# [WHAT IS REQUIRED]
Could you repeat exactly the lines below, from the line containing "Output a JSON" through the last one, both included, while leaving out any pictures?

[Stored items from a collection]
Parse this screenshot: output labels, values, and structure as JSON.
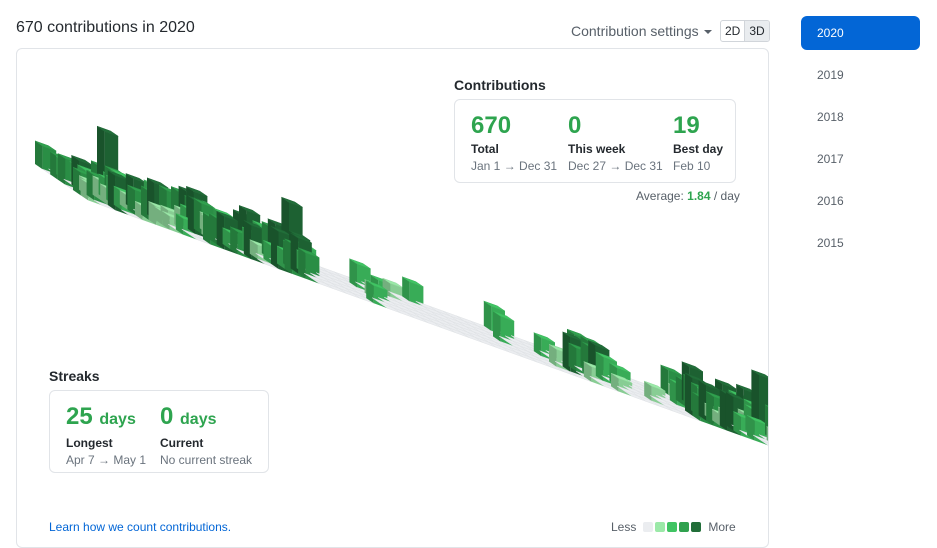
{
  "header": {
    "title": "670 contributions in 2020",
    "settings_label": "Contribution settings",
    "view_2d": "2D",
    "view_3d": "3D"
  },
  "contributions": {
    "heading": "Contributions",
    "total": {
      "value": "670",
      "label": "Total",
      "range": "Jan 1 → Dec 31"
    },
    "week": {
      "value": "0",
      "label": "This week",
      "range": "Dec 27 → Dec 31"
    },
    "best": {
      "value": "19",
      "label": "Best day",
      "range": "Feb 10"
    },
    "average_label": "Average:",
    "average_value": "1.84",
    "average_unit": "/ day"
  },
  "streaks": {
    "heading": "Streaks",
    "longest": {
      "value": "25",
      "unit": "days",
      "label": "Longest",
      "range": "Apr 7 → May 1"
    },
    "current": {
      "value": "0",
      "unit": "days",
      "label": "Current",
      "range": "No current streak"
    }
  },
  "footer": {
    "learn_link": "Learn how we count contributions.",
    "less": "Less",
    "more": "More"
  },
  "colors": {
    "empty": "#ebedf0",
    "level1": "#9be9a8",
    "level2": "#40c463",
    "level3": "#30a14e",
    "level4": "#216e39",
    "accent": "#2ea44f",
    "active_year": "#0366d6"
  },
  "years": [
    "2020",
    "2019",
    "2018",
    "2017",
    "2016",
    "2015"
  ],
  "selected_year": "2020"
}
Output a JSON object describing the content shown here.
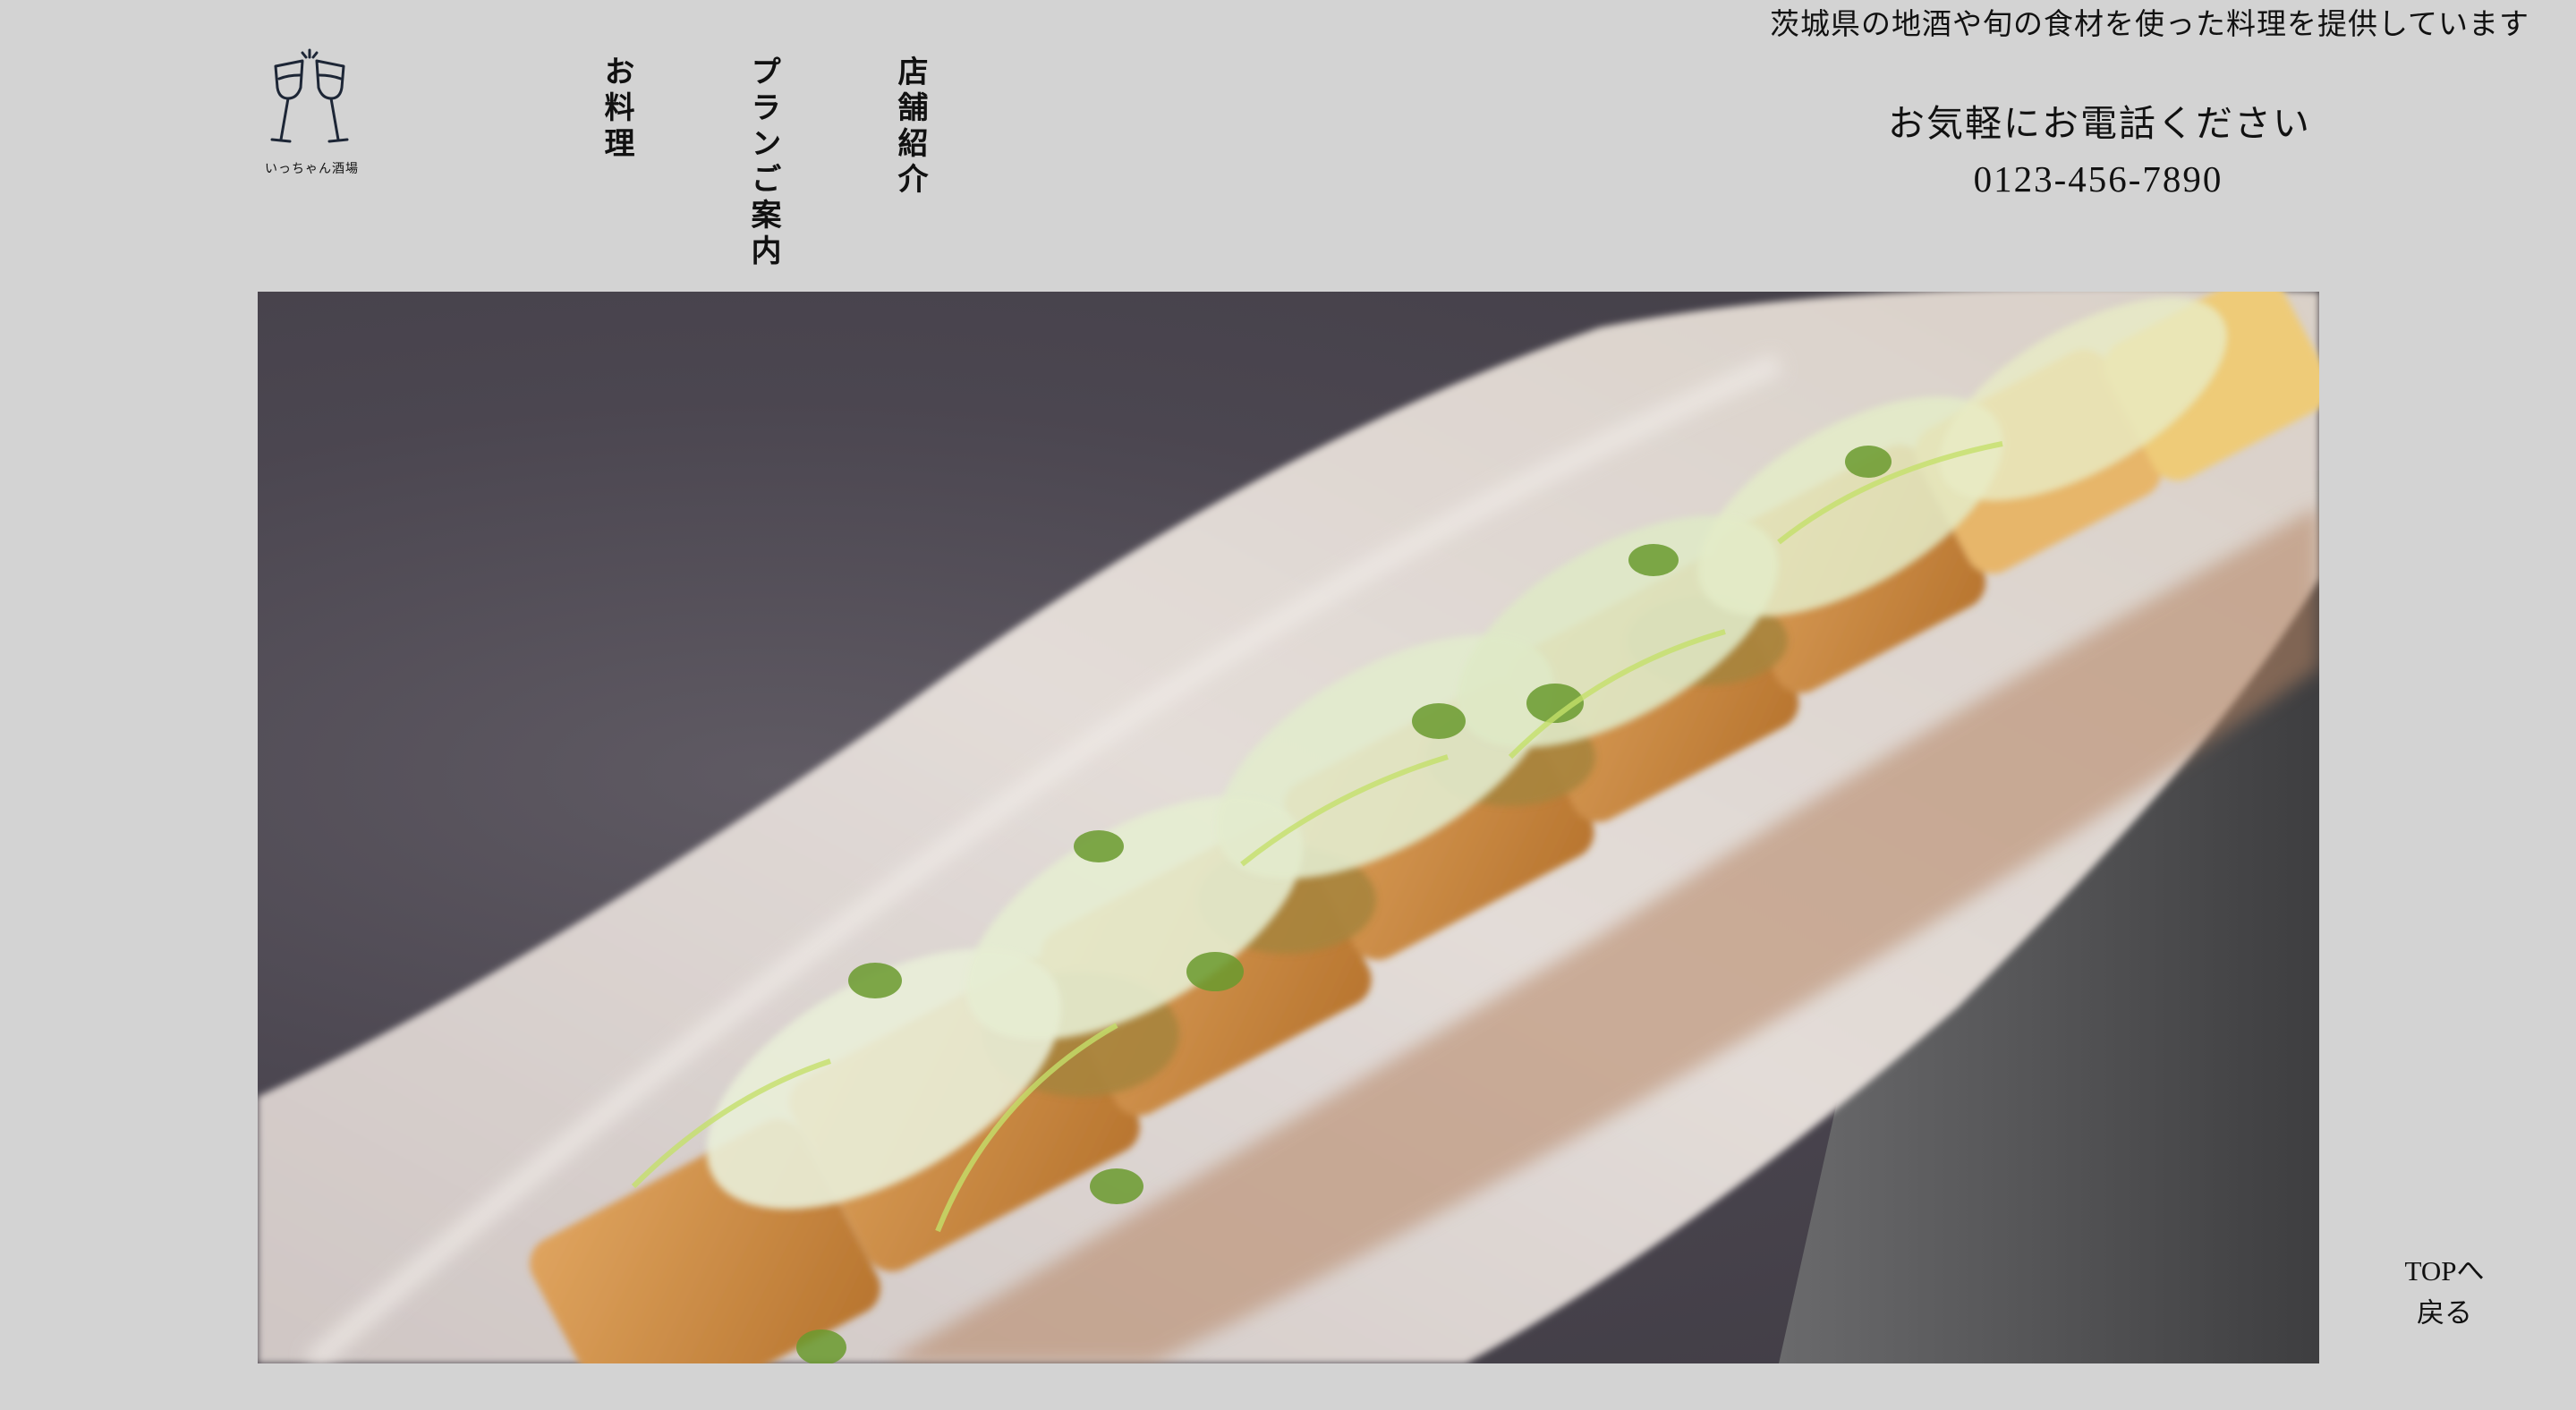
{
  "header": {
    "tagline": "茨城県の地酒や旬の食材を使った料理を提供しています",
    "logo": {
      "icon": "wine-glasses-toast-icon",
      "text": "いっちゃん酒場"
    },
    "nav": [
      {
        "label": "お料理"
      },
      {
        "label": "プランご案内"
      },
      {
        "label": "店舗紹介"
      }
    ],
    "contact": {
      "label": "お気軽にお電話ください",
      "phone": "0123-456-7890"
    }
  },
  "hero": {
    "image": "food-photo-fried-tofu-with-natto-and-green-onion"
  },
  "footer": {
    "to_top_line1": "TOPへ",
    "to_top_line2": "戻る"
  },
  "colors": {
    "background": "#d3d3d3",
    "text": "#111111"
  }
}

# [WORKED ANSWER]
Output a JSON object describing the content shown here.
{
  "header": {
    "tagline": "茨城県の地酒や旬の食材を使った料理を提供しています",
    "logo": {
      "icon": "wine-glasses-toast-icon",
      "text": "いっちゃん酒場"
    },
    "nav": [
      {
        "label": "お料理"
      },
      {
        "label": "プランご案内"
      },
      {
        "label": "店舗紹介"
      }
    ],
    "contact": {
      "label": "お気軽にお電話ください",
      "phone": "0123-456-7890"
    }
  },
  "hero": {
    "image": "food-photo-fried-tofu-with-natto-and-green-onion"
  },
  "footer": {
    "to_top_line1": "TOPへ",
    "to_top_line2": "戻る"
  },
  "colors": {
    "background": "#d3d3d3",
    "text": "#111111"
  }
}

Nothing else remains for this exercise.